**Set task:** Reproduce all the lines exactly as they stand, apart from the pictures.

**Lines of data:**
◇ ◇ ◇ ◇ ◇ ◇ ◇

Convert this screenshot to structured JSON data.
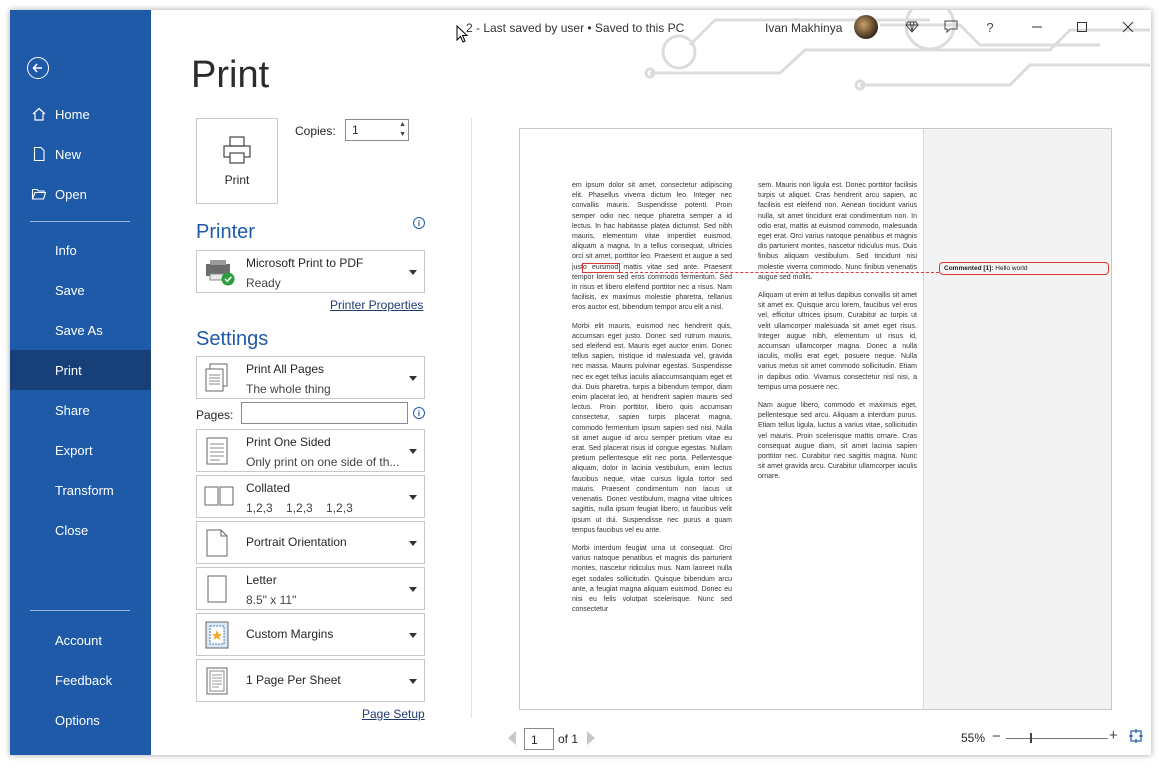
{
  "titlebar": {
    "doc_title": "2  -  Last saved by user  •  Saved to this PC",
    "user_name": "Ivan Makhinya",
    "help": "?"
  },
  "sidebar": {
    "top_items": [
      {
        "label": "Home",
        "icon": "home-icon"
      },
      {
        "label": "New",
        "icon": "new-document-icon"
      },
      {
        "label": "Open",
        "icon": "folder-open-icon"
      }
    ],
    "mid_items": [
      "Info",
      "Save",
      "Save As",
      "Print",
      "Share",
      "Export",
      "Transform",
      "Close"
    ],
    "active": "Print",
    "bottom_items": [
      "Account",
      "Feedback",
      "Options"
    ]
  },
  "main": {
    "heading": "Print",
    "print_button_label": "Print",
    "copies_label": "Copies:",
    "copies_value": "1",
    "printer_heading": "Printer",
    "printer": {
      "name": "Microsoft Print to PDF",
      "status": "Ready"
    },
    "printer_properties_link": "Printer Properties",
    "settings_heading": "Settings",
    "settings": [
      {
        "line1": "Print All Pages",
        "line2": "The whole thing",
        "icon": "pages-icon"
      },
      {
        "line1": "Print One Sided",
        "line2": "Only print on one side of th...",
        "icon": "one-sided-icon"
      },
      {
        "line1": "Collated",
        "line2": "1,2,3    1,2,3    1,2,3",
        "icon": "collated-icon"
      },
      {
        "line1": "Portrait Orientation",
        "line2": "",
        "icon": "portrait-icon"
      },
      {
        "line1": "Letter",
        "line2": "8.5\" x 11\"",
        "icon": "paper-size-icon"
      },
      {
        "line1": "Custom Margins",
        "line2": "",
        "icon": "margins-icon"
      },
      {
        "line1": "1 Page Per Sheet",
        "line2": "",
        "icon": "pages-per-sheet-icon"
      }
    ],
    "pages_label": "Pages:",
    "pages_value": "",
    "page_setup_link": "Page Setup"
  },
  "preview": {
    "col1": [
      "em ipsum dolor sit amet, consectetur adipiscing elit. Phasellus viverra dictum leo. Integer nec convallis mauris. Suspendisse potenti. Proin semper odio nec neque pharetra semper a id lectus. In hac habitasse platea dictumst. Sed nibh mauris, elementum vitae imperdiet euismod, aliquam a magna. In a tellus consequat, ultricies orci sit amet, porttitor leo. Praesent et augue a sed justo euismod mattis vitae sed ante. Praesent tempor lorem sed eros commodo fermentum. Sed in risus et libero eleifend porttitor nec a risus. Nam facilisis, ex maximus molestie pharetra, tellarius eros auctor est, bibendum tempor arcu elit a nisl.",
      "Morbi elit mauris, euismod nec hendrerit quis, accumsan eget justo. Donec sed rutrum mauris, sed eleifend est. Mauris eget auctor enim. Donec tellus sapien, tristique id malesuada vel, gravida nec massa. Mauris pulvinar egestas. Suspendisse nec ex eget tellus iaculis aliaccumsanquam eget et dui. Duis pharetra, turpis a bibendum tempor, diam enim placerat leo, at hendrerit sapien mauris sed lectus. Proin porttitor, libero quis accumsan consectetur, sapien turpis placerat magna, commodo fermentum ipsum sapien sed nisi. Nulla sit amet augue id arcu semper pretium vitae eu erat. Sed placerat risus id congue egestas. Nullam pretium pellentesque elit nec porta. Pellentesque aliquam, dolor in lacinia vestibulum, enim lectus faucibus neque, vitae cursus ligula tortor sed mauris. Praesent condimentum non lacus ut venenatis. Donec vestibulum, magna vitae ultrices sagittis, nulla ipsum feugiat libero, ut faucibus velit ipsum ut dui. Suspendisse nec purus a quam tempus faucibus vel eu ante.",
      "Morbi interdum feugiat urna ut consequat. Orci varius natoque penatibus et magnis dis parturient montes, nascetur ridiculus mus. Nam laoreet nulla eget sodales sollicitudin. Quisque bibendum arcu ante, a feugiat magna aliquam euismod. Donec eu nisi eu felis volutpat scelerisque. Nunc sed consectetur"
    ],
    "col2": [
      "sem. Mauris non ligula est. Donec porttitor facilisis turpis ut aliquet. Cras hendrerit arcu sapien, ac facilisis est eleifend non. Aenean tincidunt varius nulla, sit amet tincidunt erat condimentum non. In odio erat, mattis at euismod commodo, malesuada eget erat. Orci varius natoque penatibus et magnis dis parturient montes, nascetur ridiculus mus. Duis finibus aliquam vestibulum. Sed tincidunt nisi molestie viverra commodo. Nunc finibus venenatis augue sed mollis.",
      "Aliquam ut enim at tellus dapibus convallis sit amet sit amet ex. Quisque arcu lorem, faucibus vel eros vel, efficitur ultrices ipsum. Curabitur ac turpis ut velit ullamcorper malesuada sit amet eget risus. Integer augue nibh, elementum ut risus id, accumsan ullamcorper magna. Donec a nulla iaculis, mollis erat eget, posuere neque. Nulla varius metus sit amet commodo sollicitudin. Etiam in dapibus odio. Vivamus consectetur nisl nisi, a tempus urna posuere nec.",
      "Nam augue libero, commodo et maximus eget, pellentesque sed arcu. Aliquam a interdum purus. Etiam tellus ligula, luctus a varius vitae, sollicitudin vel mauris. Proin scelerisque mattis ornare. Cras consequat augue diam, sit amet lacinia sapien porttitor nec. Curabitur nec sagittis magna. Nunc sit amet gravida arcu. Curabitur ullamcorper iaculis ornare."
    ],
    "comment_label": "Commented [1]:",
    "comment_text": "Hello world"
  },
  "footer": {
    "page_value": "1",
    "of_text": "of 1",
    "zoom": "55%",
    "minus": "−",
    "plus": "+",
    "zoom_level": 0.55
  },
  "colors": {
    "accent": "#1e5aa8",
    "active": "#173f78",
    "comment": "#d83b3b"
  }
}
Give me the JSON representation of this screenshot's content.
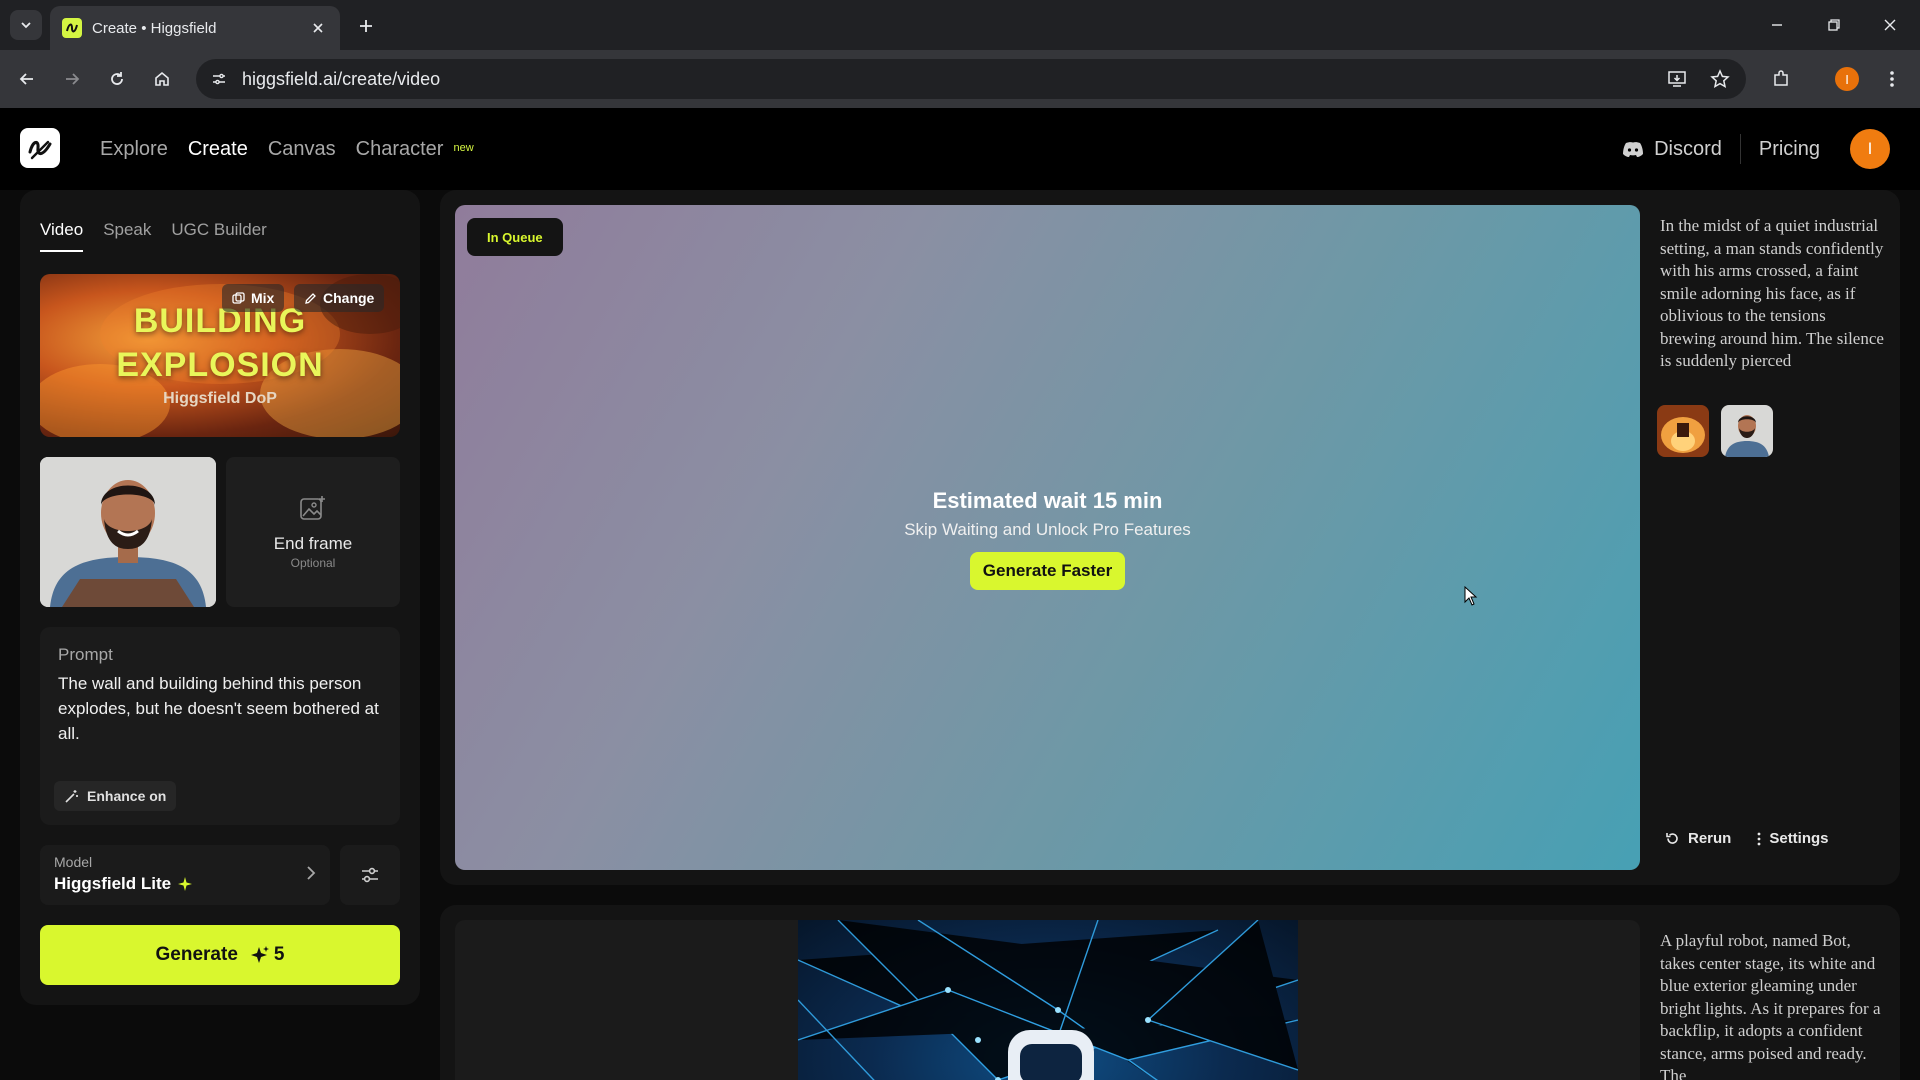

◇ ◇ ◇ ◇ ◇ ◇ ◇

**Task answer:**
Convert this screenshot to structured JSON data.
{
  "titlebar": {
    "doc_title": "2  -  Last saved by user  •  Saved to this PC",
    "user_name": "Ivan Makhinya",
    "help": "?"
  },
  "sidebar": {
    "top_items": [
      {
        "label": "Home",
        "icon": "home-icon"
      },
      {
        "label": "New",
        "icon": "new-document-icon"
      },
      {
        "label": "Open",
        "icon": "folder-open-icon"
      }
    ],
    "mid_items": [
      "Info",
      "Save",
      "Save As",
      "Print",
      "Share",
      "Export",
      "Transform",
      "Close"
    ],
    "active": "Print",
    "bottom_items": [
      "Account",
      "Feedback",
      "Options"
    ]
  },
  "main": {
    "heading": "Print",
    "print_button_label": "Print",
    "copies_label": "Copies:",
    "copies_value": "1",
    "printer_heading": "Printer",
    "printer": {
      "name": "Microsoft Print to PDF",
      "status": "Ready"
    },
    "printer_properties_link": "Printer Properties",
    "settings_heading": "Settings",
    "settings": [
      {
        "line1": "Print All Pages",
        "line2": "The whole thing",
        "icon": "pages-icon"
      },
      {
        "line1": "Print One Sided",
        "line2": "Only print on one side of th...",
        "icon": "one-sided-icon"
      },
      {
        "line1": "Collated",
        "line2": "1,2,3    1,2,3    1,2,3",
        "icon": "collated-icon"
      },
      {
        "line1": "Portrait Orientation",
        "line2": "",
        "icon": "portrait-icon"
      },
      {
        "line1": "Letter",
        "line2": "8.5\" x 11\"",
        "icon": "paper-size-icon"
      },
      {
        "line1": "Custom Margins",
        "line2": "",
        "icon": "margins-icon"
      },
      {
        "line1": "1 Page Per Sheet",
        "line2": "",
        "icon": "pages-per-sheet-icon"
      }
    ],
    "pages_label": "Pages:",
    "pages_value": "",
    "page_setup_link": "Page Setup"
  },
  "preview": {
    "col1": [
      "em ipsum dolor sit amet, consectetur adipiscing elit. Phasellus viverra dictum leo. Integer nec convallis mauris. Suspendisse potenti. Proin semper odio nec neque pharetra semper a id lectus. In hac habitasse platea dictumst. Sed nibh mauris, elementum vitae imperdiet euismod, aliquam a magna. In a tellus consequat, ultricies orci sit amet, porttitor leo. Praesent et augue a sed justo euismod mattis vitae sed ante. Praesent tempor lorem sed eros commodo fermentum. Sed in risus et libero eleifend porttitor nec a risus. Nam facilisis, ex maximus molestie pharetra, tellarius eros auctor est, bibendum tempor arcu elit a nisl.",
      "Morbi elit mauris, euismod nec hendrerit quis, accumsan eget justo. Donec sed rutrum mauris, sed eleifend est. Mauris eget auctor enim. Donec tellus sapien, tristique id malesuada vel, gravida nec massa. Mauris pulvinar egestas. Suspendisse nec ex eget tellus iaculis aliaccumsanquam eget et dui. Duis pharetra, turpis a bibendum tempor, diam enim placerat leo, at hendrerit sapien mauris sed lectus. Proin porttitor, libero quis accumsan consectetur, sapien turpis placerat magna, commodo fermentum ipsum sapien sed nisi. Nulla sit amet augue id arcu semper pretium vitae eu erat. Sed placerat risus id congue egestas. Nullam pretium pellentesque elit nec porta. Pellentesque aliquam, dolor in lacinia vestibulum, enim lectus faucibus neque, vitae cursus ligula tortor sed mauris. Praesent condimentum non lacus ut venenatis. Donec vestibulum, magna vitae ultrices sagittis, nulla ipsum feugiat libero, ut faucibus velit ipsum ut dui. Suspendisse nec purus a quam tempus faucibus vel eu ante.",
      "Morbi interdum feugiat urna ut consequat. Orci varius natoque penatibus et magnis dis parturient montes, nascetur ridiculus mus. Nam laoreet nulla eget sodales sollicitudin. Quisque bibendum arcu ante, a feugiat magna aliquam euismod. Donec eu nisi eu felis volutpat scelerisque. Nunc sed consectetur"
    ],
    "col2": [
      "sem. Mauris non ligula est. Donec porttitor facilisis turpis ut aliquet. Cras hendrerit arcu sapien, ac facilisis est eleifend non. Aenean tincidunt varius nulla, sit amet tincidunt erat condimentum non. In odio erat, mattis at euismod commodo, malesuada eget erat. Orci varius natoque penatibus et magnis dis parturient montes, nascetur ridiculus mus. Duis finibus aliquam vestibulum. Sed tincidunt nisi molestie viverra commodo. Nunc finibus venenatis augue sed mollis.",
      "Aliquam ut enim at tellus dapibus convallis sit amet sit amet ex. Quisque arcu lorem, faucibus vel eros vel, efficitur ultrices ipsum. Curabitur ac turpis ut velit ullamcorper malesuada sit amet eget risus. Integer augue nibh, elementum ut risus id, accumsan ullamcorper magna. Donec a nulla iaculis, mollis erat eget, posuere neque. Nulla varius metus sit amet commodo sollicitudin. Etiam in dapibus odio. Vivamus consectetur nisl nisi, a tempus urna posuere nec.",
      "Nam augue libero, commodo et maximus eget, pellentesque sed arcu. Aliquam a interdum purus. Etiam tellus ligula, luctus a varius vitae, sollicitudin vel mauris. Proin scelerisque mattis ornare. Cras consequat augue diam, sit amet lacinia sapien porttitor nec. Curabitur nec sagittis magna. Nunc sit amet gravida arcu. Curabitur ullamcorper iaculis ornare."
    ],
    "comment_label": "Commented [1]:",
    "comment_text": "Hello world"
  },
  "footer": {
    "page_value": "1",
    "of_text": "of 1",
    "zoom": "55%",
    "minus": "−",
    "plus": "+",
    "zoom_level": 0.55
  },
  "colors": {
    "accent": "#1e5aa8",
    "active": "#173f78",
    "comment": "#d83b3b"
  }
}
Give me the JSON representation of this screenshot's content.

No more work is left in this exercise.